Smithfield



Located fourteen kilometres northwest of the Cairns CBD on the Captain Cook Highway in Irukandji country, twenty-first century Smithfield takes its name from one of the Cairns region's earliest named localities. 

Smithfield's original site on the banks of the Barron River was established in November 1876 as one of several centres vying to dominate the trade between the Hodgkinson goldfield and the coast after explorer and prospector William "Bill" Smith cut a track across the Lamb Range to Trinity Bay. 

The short-lived original settlement achieved considerable notoriety during its two-and-a-half-year existence. While it was reputedly "the wickedest town in Australia", it was actually "no better—and no worse—than any other of the wild, rip-roaring mining towns that sprang up like mushrooms after rain" in The North's gold-mining days. (Clem Lack, The town that was drowned, p. 233).

Smith's tenure as Smithfield's uncrowned king ended on Boxing Day 1877. Heavily in debt and unable to settle his accounts, he shot local storekeeper Robert Craig and then turned the gun on himself. 
By then, both Cairns and Smithfield were headed for oblivion as Port Douglas dominated the Hodgkinson trade. Smithfield was described as being practically deserted by the end of 1877.

While Cairns managed to survive and prosper after tin was found on the Tablelands, Smithfield's original site at the end of today's Redford Road was abandoned after devastating flooding during a cyclone in March 1879.
┄┄┄┄┄┄┄┄┄┄┄┄┄┄┄┄┄┄┄┄
### Given request A
Name every person the Smithfield text mentions.
The Smithfield text and the rows that follow it are separate, unrelated material.

### Rows
┄┄┄┄┄┄┄┄┄┄┄┄┄┄┄┄┄┄┄┄
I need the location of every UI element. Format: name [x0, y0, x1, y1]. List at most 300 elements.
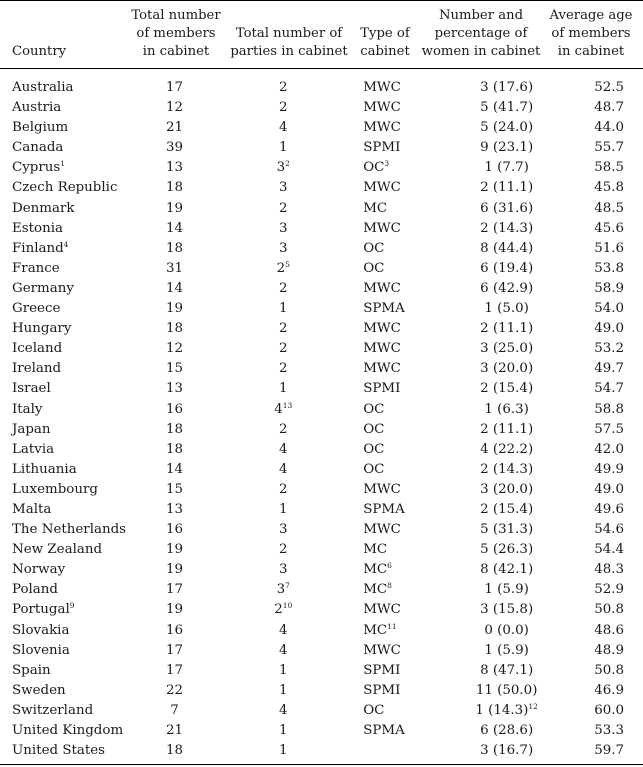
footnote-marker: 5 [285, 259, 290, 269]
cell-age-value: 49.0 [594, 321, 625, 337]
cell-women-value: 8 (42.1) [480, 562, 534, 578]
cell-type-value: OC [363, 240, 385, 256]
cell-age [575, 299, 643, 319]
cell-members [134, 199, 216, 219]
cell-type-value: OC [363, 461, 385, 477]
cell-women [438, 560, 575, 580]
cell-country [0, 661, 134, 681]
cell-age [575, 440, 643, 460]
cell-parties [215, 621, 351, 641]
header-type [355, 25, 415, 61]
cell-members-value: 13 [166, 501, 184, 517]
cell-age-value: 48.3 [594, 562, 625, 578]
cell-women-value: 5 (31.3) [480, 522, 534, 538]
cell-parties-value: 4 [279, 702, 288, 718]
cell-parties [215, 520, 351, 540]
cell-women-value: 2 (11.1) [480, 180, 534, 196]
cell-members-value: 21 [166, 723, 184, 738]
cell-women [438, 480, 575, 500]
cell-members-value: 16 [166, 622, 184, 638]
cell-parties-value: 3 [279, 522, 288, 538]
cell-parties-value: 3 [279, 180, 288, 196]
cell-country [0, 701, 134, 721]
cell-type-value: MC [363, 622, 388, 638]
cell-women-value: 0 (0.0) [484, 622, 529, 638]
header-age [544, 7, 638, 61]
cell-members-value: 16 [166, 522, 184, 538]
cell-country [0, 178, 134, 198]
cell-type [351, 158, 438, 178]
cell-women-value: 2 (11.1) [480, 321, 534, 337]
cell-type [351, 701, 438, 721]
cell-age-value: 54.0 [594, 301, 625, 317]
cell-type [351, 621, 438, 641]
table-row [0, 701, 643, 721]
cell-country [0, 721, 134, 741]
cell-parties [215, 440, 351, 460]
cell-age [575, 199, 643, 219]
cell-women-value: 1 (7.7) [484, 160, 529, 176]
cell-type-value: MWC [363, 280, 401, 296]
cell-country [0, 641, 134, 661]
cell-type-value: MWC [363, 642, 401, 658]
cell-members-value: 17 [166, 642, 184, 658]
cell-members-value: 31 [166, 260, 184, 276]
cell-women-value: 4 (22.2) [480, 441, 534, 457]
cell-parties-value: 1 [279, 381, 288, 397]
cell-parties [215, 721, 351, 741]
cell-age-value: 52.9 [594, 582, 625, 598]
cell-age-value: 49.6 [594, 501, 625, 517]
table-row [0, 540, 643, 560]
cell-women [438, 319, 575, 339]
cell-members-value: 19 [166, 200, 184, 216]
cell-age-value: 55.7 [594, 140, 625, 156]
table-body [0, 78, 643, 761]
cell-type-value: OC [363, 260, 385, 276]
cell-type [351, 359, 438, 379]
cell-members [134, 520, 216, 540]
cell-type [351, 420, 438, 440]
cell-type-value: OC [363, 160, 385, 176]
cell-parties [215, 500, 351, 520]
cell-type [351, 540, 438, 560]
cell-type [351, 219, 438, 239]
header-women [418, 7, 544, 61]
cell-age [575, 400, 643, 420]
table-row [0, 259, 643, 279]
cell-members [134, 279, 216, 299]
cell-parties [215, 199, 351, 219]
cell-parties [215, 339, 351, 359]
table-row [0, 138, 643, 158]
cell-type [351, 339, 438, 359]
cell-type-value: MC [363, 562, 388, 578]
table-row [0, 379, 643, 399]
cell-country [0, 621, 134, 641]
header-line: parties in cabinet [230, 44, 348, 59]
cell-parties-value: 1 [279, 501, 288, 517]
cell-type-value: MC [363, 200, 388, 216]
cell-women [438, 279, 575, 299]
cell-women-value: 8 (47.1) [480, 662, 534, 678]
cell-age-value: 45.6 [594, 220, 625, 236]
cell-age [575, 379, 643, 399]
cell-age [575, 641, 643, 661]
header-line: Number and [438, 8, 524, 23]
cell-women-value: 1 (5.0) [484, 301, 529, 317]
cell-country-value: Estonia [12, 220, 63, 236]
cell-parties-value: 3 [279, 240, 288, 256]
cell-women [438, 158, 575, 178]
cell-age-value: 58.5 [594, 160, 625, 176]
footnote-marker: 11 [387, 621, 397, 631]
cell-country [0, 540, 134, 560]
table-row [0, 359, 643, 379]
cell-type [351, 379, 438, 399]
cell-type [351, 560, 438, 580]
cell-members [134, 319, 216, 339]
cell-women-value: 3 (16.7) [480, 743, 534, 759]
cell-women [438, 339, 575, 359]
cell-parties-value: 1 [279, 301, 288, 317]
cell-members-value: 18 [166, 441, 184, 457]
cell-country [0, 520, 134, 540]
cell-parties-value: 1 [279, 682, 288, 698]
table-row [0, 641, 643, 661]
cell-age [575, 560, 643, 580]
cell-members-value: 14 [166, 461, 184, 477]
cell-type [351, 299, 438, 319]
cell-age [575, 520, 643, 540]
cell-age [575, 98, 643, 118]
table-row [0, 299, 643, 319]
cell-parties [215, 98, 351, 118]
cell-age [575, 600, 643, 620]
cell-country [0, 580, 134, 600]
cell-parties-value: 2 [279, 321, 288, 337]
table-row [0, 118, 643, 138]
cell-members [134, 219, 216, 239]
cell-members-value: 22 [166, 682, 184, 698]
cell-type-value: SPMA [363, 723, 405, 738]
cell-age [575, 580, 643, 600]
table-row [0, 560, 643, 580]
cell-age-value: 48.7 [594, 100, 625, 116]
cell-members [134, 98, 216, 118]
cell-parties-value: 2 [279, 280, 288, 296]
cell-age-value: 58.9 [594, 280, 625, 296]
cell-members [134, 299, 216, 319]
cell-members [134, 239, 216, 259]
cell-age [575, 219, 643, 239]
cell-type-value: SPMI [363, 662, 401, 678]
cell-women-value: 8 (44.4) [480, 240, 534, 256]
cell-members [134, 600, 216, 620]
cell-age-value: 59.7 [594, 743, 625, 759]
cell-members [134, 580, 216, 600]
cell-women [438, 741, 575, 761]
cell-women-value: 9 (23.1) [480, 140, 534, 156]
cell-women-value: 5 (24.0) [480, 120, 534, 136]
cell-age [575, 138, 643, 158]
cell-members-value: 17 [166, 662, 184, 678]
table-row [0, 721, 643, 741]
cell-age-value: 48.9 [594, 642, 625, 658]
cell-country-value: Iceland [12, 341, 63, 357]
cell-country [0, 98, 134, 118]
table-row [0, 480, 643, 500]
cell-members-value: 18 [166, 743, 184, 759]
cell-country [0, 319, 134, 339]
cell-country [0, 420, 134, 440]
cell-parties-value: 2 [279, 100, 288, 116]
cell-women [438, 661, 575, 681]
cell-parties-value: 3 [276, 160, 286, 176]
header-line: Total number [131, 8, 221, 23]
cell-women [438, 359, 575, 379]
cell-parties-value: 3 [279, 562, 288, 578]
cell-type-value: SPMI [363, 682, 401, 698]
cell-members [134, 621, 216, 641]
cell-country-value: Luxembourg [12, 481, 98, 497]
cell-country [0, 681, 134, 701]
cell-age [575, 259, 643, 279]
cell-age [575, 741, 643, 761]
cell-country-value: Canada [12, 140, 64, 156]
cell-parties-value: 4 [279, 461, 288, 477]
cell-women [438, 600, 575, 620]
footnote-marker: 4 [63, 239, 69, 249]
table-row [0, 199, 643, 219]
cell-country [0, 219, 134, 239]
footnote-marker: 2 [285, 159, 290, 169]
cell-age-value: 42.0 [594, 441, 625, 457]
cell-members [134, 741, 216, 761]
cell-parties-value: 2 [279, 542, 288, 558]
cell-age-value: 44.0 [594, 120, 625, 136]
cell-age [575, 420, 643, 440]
┄┄┄┄┄┄┄┄┄┄┄┄┄┄┄┄┄┄┄┄
### Given request B
Return every line of the rows that contains the string "header", counting case as significant.

### Worked solution A
William "Bill" Smith, Clem Lack, Robert Craig

### Worked solution B
header-type [355, 25, 415, 61]
header-age [544, 7, 638, 61]
header-women [418, 7, 544, 61]
header-line: parties in cabinet [230, 44, 348, 59]
header-line: Number and [438, 8, 524, 23]
header-line: Total number [131, 8, 221, 23]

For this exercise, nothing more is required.